### Objective
Collect every line in the records below that contains the word "TCCM".

### Entries supplied

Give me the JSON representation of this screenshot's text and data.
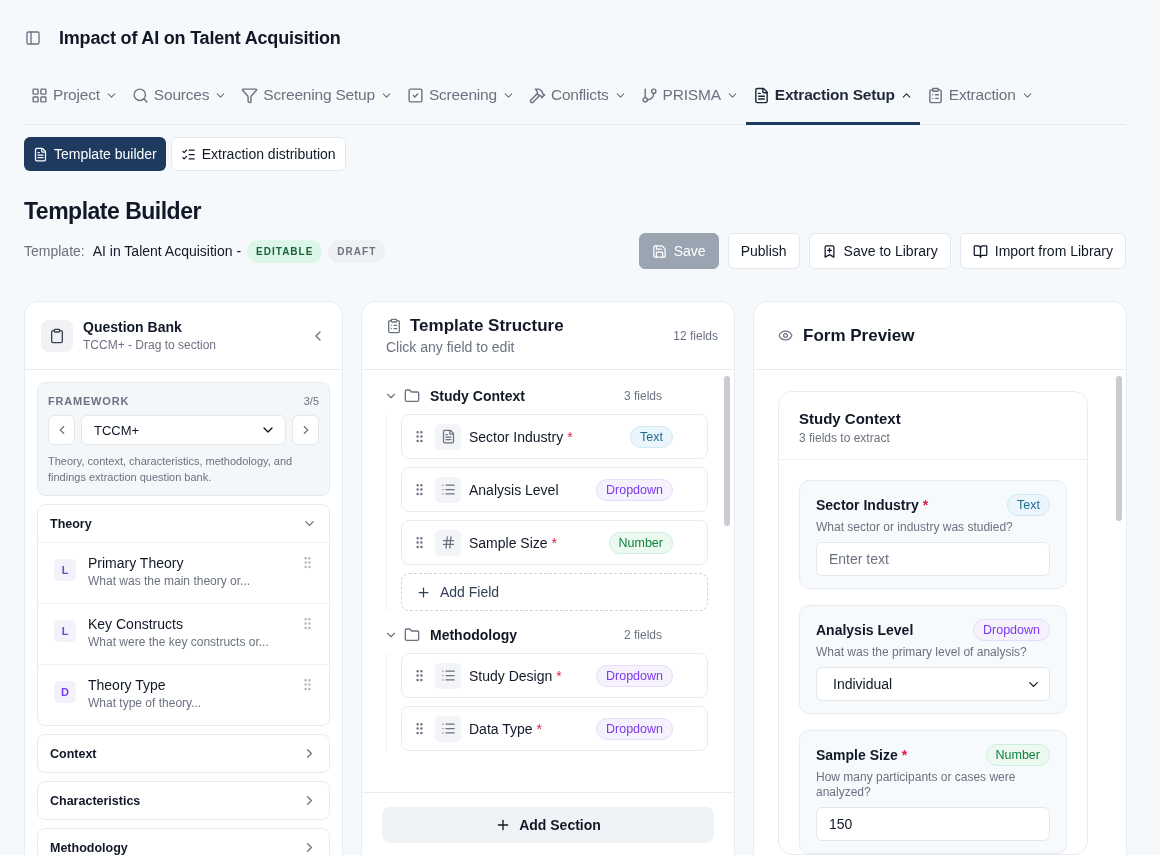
{
  "header": {
    "title": "Impact of AI on Talent Acquisition"
  },
  "nav": [
    {
      "label": "Project",
      "selected": false,
      "expanded": false
    },
    {
      "label": "Sources",
      "selected": false,
      "expanded": false
    },
    {
      "label": "Screening Setup",
      "selected": false,
      "expanded": false
    },
    {
      "label": "Screening",
      "selected": false,
      "expanded": false
    },
    {
      "label": "Conflicts",
      "selected": false,
      "expanded": false
    },
    {
      "label": "PRISMA",
      "selected": false,
      "expanded": false
    },
    {
      "label": "Extraction Setup",
      "selected": true,
      "expanded": true
    },
    {
      "label": "Extraction",
      "selected": false,
      "expanded": false
    }
  ],
  "subtabs": [
    {
      "label": "Template builder",
      "selected": true
    },
    {
      "label": "Extraction distribution",
      "selected": false
    }
  ],
  "page": {
    "title": "Template Builder",
    "template_label": "Template:",
    "template_name": "AI in Talent Acquisition -",
    "badges": [
      {
        "label": "EDITABLE",
        "kind": "editable"
      },
      {
        "label": "DRAFT",
        "kind": "draft"
      }
    ]
  },
  "actions": [
    {
      "label": "Save",
      "disabled": true
    },
    {
      "label": "Publish",
      "disabled": false
    },
    {
      "label": "Save to Library",
      "disabled": false
    },
    {
      "label": "Import from Library",
      "disabled": false
    }
  ],
  "question_bank": {
    "title": "Question Bank",
    "subtitle": "TCCM+ - Drag to section",
    "framework": {
      "label": "FRAMEWORK",
      "count": "3/5",
      "value": "TCCM+",
      "description": "Theory, context, characteristics, methodology, and findings extraction question bank."
    },
    "groups": [
      {
        "title": "Theory",
        "expanded": true,
        "items": [
          {
            "letter": "L",
            "title": "Primary Theory",
            "question": "What was the main theory or..."
          },
          {
            "letter": "L",
            "title": "Key Constructs",
            "question": "What were the key constructs or..."
          },
          {
            "letter": "D",
            "title": "Theory Type",
            "question": "What type of theory..."
          }
        ]
      },
      {
        "title": "Context",
        "expanded": false
      },
      {
        "title": "Characteristics",
        "expanded": false
      },
      {
        "title": "Methodology",
        "expanded": false
      }
    ]
  },
  "structure": {
    "title": "Template Structure",
    "subtitle": "Click any field to edit",
    "count": "12 fields",
    "sections": [
      {
        "title": "Study Context",
        "count": "3 fields",
        "expanded": true,
        "add_label": "Add Field",
        "fields": [
          {
            "name": "Sector Industry",
            "required_mark": "*",
            "kind": "text",
            "type_label": "Text"
          },
          {
            "name": "Analysis Level",
            "kind": "dropdown",
            "type_label": "Dropdown"
          },
          {
            "name": "Sample Size",
            "required_mark": "*",
            "kind": "number",
            "type_label": "Number"
          }
        ]
      },
      {
        "title": "Methodology",
        "count": "2 fields",
        "expanded": true,
        "fields": [
          {
            "name": "Study Design",
            "required_mark": "*",
            "kind": "dropdown",
            "type_label": "Dropdown"
          },
          {
            "name": "Data Type",
            "required_mark": "*",
            "kind": "dropdown",
            "type_label": "Dropdown"
          }
        ]
      }
    ],
    "add_section": "Add Section"
  },
  "preview": {
    "title": "Form Preview",
    "section": {
      "title": "Study Context",
      "subtitle": "3 fields to extract",
      "fields": [
        {
          "name": "Sector Industry",
          "required_mark": "*",
          "kind": "text",
          "type_label": "Text",
          "question": "What sector or industry was studied?",
          "placeholder": "Enter text"
        },
        {
          "name": "Analysis Level",
          "kind": "dropdown",
          "type_label": "Dropdown",
          "question": "What was the primary level of analysis?",
          "value": "Individual"
        },
        {
          "name": "Sample Size",
          "required_mark": "*",
          "kind": "number",
          "type_label": "Number",
          "question": "How many participants or cases were analyzed?",
          "value": "150"
        }
      ]
    }
  }
}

### The answer
    "subtitle": "TCCM+ - Drag to section",
      "value": "TCCM+",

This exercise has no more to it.